Extracted data entries
******************************

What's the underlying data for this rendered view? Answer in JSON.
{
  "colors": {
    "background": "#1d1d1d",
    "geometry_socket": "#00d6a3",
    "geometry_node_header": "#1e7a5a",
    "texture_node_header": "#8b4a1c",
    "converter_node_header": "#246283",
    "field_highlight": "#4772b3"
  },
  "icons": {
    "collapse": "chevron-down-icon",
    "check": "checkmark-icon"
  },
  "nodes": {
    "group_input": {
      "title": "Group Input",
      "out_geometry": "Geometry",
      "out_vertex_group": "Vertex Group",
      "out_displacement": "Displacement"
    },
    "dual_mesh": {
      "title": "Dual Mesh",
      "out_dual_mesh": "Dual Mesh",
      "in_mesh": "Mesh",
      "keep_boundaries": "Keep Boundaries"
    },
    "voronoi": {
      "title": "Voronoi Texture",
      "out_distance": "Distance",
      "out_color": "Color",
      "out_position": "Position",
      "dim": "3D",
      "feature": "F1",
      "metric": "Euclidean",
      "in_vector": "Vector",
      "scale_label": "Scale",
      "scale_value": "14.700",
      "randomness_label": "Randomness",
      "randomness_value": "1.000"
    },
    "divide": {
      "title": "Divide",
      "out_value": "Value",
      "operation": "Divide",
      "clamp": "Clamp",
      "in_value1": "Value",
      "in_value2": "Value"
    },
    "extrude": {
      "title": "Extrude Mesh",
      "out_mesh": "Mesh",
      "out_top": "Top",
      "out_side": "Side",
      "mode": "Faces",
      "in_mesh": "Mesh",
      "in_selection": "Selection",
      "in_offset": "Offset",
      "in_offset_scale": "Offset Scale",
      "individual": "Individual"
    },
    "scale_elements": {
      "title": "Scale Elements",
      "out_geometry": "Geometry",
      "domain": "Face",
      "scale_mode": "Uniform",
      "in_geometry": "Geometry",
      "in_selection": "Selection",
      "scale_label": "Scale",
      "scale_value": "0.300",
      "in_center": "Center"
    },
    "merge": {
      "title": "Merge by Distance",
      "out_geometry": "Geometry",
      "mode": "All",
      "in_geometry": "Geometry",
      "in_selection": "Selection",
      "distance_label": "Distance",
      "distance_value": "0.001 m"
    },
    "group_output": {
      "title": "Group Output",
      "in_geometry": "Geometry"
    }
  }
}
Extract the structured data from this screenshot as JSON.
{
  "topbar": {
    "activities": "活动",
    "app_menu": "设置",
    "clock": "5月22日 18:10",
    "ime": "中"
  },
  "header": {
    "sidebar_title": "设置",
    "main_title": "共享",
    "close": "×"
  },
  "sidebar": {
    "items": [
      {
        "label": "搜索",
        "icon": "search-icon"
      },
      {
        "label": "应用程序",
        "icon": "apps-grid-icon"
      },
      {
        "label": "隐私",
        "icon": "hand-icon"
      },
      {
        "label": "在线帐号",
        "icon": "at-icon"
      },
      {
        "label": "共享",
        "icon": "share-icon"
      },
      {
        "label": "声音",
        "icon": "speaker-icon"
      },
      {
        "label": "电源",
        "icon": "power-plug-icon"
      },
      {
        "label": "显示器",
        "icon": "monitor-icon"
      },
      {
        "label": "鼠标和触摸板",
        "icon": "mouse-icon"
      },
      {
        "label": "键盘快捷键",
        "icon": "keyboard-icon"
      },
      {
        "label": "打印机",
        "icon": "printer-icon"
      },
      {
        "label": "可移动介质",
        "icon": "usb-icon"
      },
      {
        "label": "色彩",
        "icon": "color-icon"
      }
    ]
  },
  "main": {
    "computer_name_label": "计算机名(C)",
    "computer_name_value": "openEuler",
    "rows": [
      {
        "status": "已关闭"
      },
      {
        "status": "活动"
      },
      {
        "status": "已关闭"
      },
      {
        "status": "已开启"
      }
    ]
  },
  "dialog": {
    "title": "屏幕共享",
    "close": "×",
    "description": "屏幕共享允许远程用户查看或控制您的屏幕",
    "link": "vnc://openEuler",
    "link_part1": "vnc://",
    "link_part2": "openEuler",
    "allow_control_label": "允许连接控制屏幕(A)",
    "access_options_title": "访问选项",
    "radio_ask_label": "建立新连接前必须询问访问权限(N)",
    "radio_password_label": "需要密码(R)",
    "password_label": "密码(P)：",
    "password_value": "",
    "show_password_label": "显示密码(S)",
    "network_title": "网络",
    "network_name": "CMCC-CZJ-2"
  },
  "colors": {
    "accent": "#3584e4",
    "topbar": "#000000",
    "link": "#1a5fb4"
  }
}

******************************

= Exercise brief =
Look above for lines with the word "status" and copy them all.

= Answer to the task =
        "status": "已关闭"
        "status": "活动"
        "status": "已关闭"
        "status": "已开启"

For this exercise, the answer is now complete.